[Layout element annotations]
[BEGIN]
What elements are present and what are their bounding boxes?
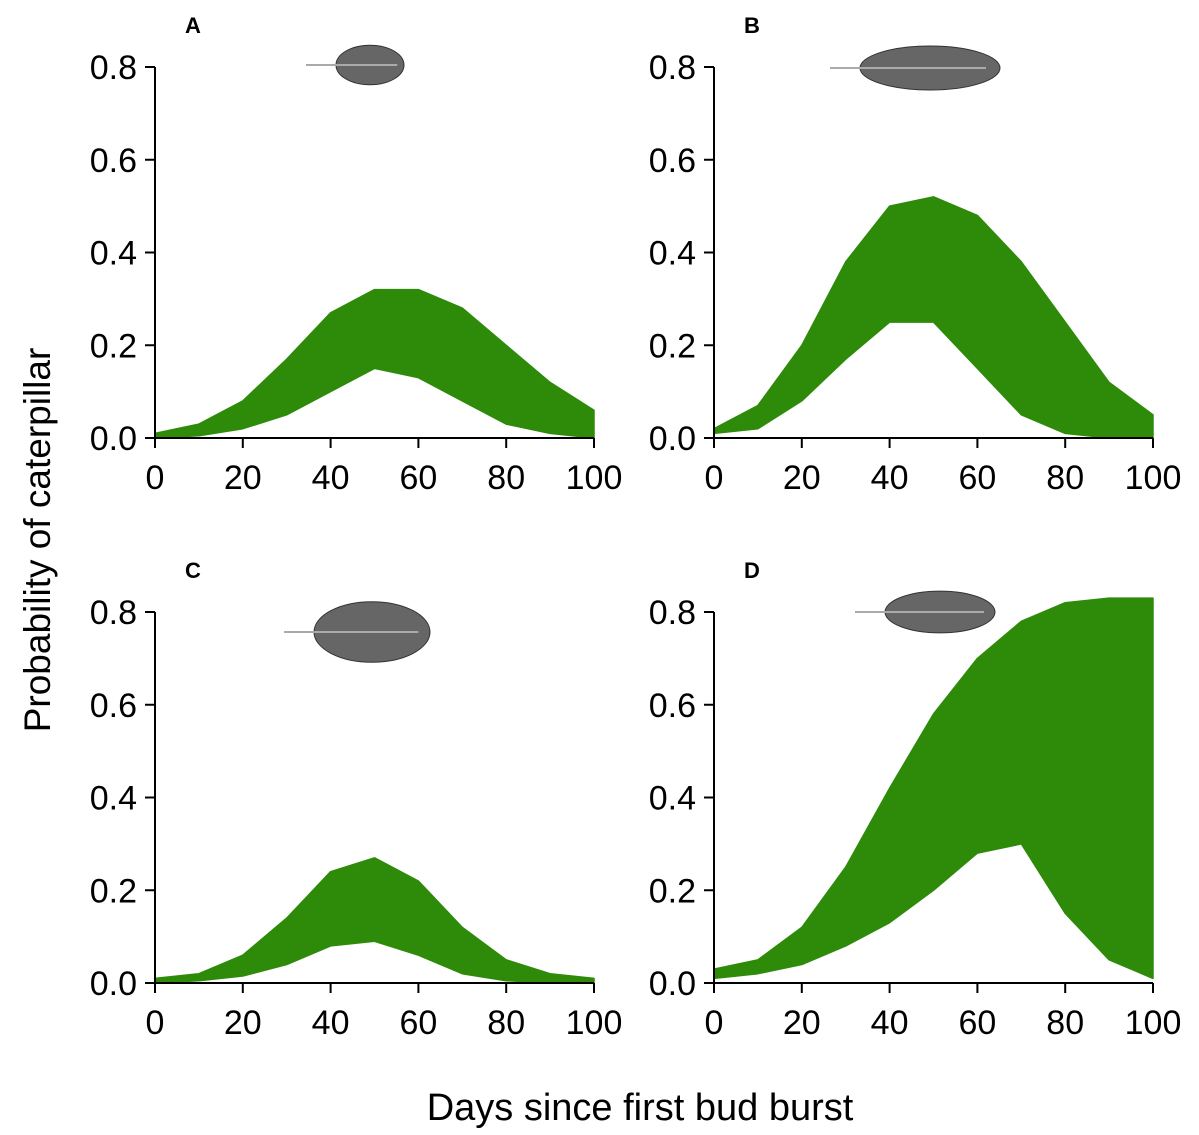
y-tick-label: 0.6: [90, 142, 137, 180]
x-tick-label: 80: [487, 459, 525, 497]
y-axis-label: Probability of caterpillar: [17, 348, 58, 733]
x-tick-label: 40: [871, 459, 909, 497]
y-tick-label: 0.6: [649, 142, 696, 180]
x-tick-label: 20: [224, 459, 262, 497]
x-tick-label: 0: [705, 459, 724, 497]
y-tick-label: 0.4: [90, 235, 137, 273]
x-tick-label: 40: [871, 1004, 909, 1042]
y-tick-label: 0.6: [649, 687, 696, 725]
probability-band: [154, 857, 595, 984]
y-tick-label: 0.4: [90, 780, 137, 818]
y-tick-label: 0.2: [649, 327, 696, 365]
panel-label: B: [744, 13, 760, 38]
y-tick-label: 0.2: [90, 872, 137, 910]
x-tick-label: 60: [958, 459, 996, 497]
panel-label: C: [185, 558, 201, 583]
y-tick-label: 0.8: [649, 49, 696, 87]
y-tick-label: 0.8: [649, 594, 696, 632]
x-tick-label: 0: [146, 1004, 165, 1042]
y-tick-label: 0.0: [649, 420, 696, 458]
x-tick-label: 80: [1046, 459, 1084, 497]
x-tick-label: 40: [312, 1004, 350, 1042]
panel-label: A: [185, 13, 201, 38]
x-tick-label: 100: [1125, 1004, 1182, 1042]
y-tick-label: 0.8: [90, 594, 137, 632]
y-tick-label: 0.8: [90, 49, 137, 87]
probability-band: [713, 196, 1154, 439]
x-tick-label: 100: [1125, 459, 1182, 497]
x-axis-label: Days since first bud burst: [427, 1087, 854, 1129]
x-tick-label: 60: [399, 459, 437, 497]
y-tick-label: 0.2: [649, 872, 696, 910]
x-tick-label: 80: [1046, 1004, 1084, 1042]
x-tick-label: 0: [146, 459, 165, 497]
x-tick-label: 20: [783, 1004, 821, 1042]
leaf-icon: [306, 44, 405, 86]
x-tick-label: 20: [783, 459, 821, 497]
x-tick-label: 20: [224, 1004, 262, 1042]
panel-label: D: [744, 558, 760, 583]
y-tick-label: 0.0: [649, 965, 696, 1003]
probability-band: [154, 288, 595, 439]
leaf-icon: [830, 45, 1001, 91]
x-tick-label: 0: [705, 1004, 724, 1042]
x-tick-label: 100: [566, 1004, 623, 1042]
y-tick-label: 0.4: [649, 780, 696, 818]
leaf-icon: [284, 601, 431, 663]
y-tick-label: 0.4: [649, 235, 696, 273]
x-tick-label: 100: [566, 459, 623, 497]
x-tick-label: 60: [399, 1004, 437, 1042]
y-tick-label: 0.0: [90, 420, 137, 458]
x-tick-label: 60: [958, 1004, 996, 1042]
x-tick-label: 80: [487, 1004, 525, 1042]
y-tick-label: 0.6: [90, 687, 137, 725]
leaf-icon: [855, 590, 996, 634]
y-tick-label: 0.2: [90, 327, 137, 365]
probability-band: [713, 597, 1154, 980]
y-tick-label: 0.0: [90, 965, 137, 1003]
x-tick-label: 40: [312, 459, 350, 497]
[END]
Rewrite the material from the line with "y-tick-label: 0.6: [90, 142, 137, 180]" up to and including the line with "y-tick-label: 0.2: [90, 872, 137, 910]", substituting "probability-region" for "probability-band" and keeping everything else the same. Give only those lines.

Written answer ::
y-tick-label: 0.6: [90, 142, 137, 180]
x-tick-label: 80: [487, 459, 525, 497]
y-axis-label: Probability of caterpillar: [17, 348, 58, 733]
x-tick-label: 40: [871, 459, 909, 497]
y-tick-label: 0.6: [649, 142, 696, 180]
x-tick-label: 20: [224, 459, 262, 497]
x-tick-label: 0: [705, 459, 724, 497]
y-tick-label: 0.4: [90, 235, 137, 273]
x-tick-label: 40: [871, 1004, 909, 1042]
y-tick-label: 0.6: [649, 687, 696, 725]
probability-region: [154, 857, 595, 984]
y-tick-label: 0.4: [90, 780, 137, 818]
y-tick-label: 0.2: [649, 327, 696, 365]
panel-label: B: [744, 13, 760, 38]
y-tick-label: 0.2: [90, 872, 137, 910]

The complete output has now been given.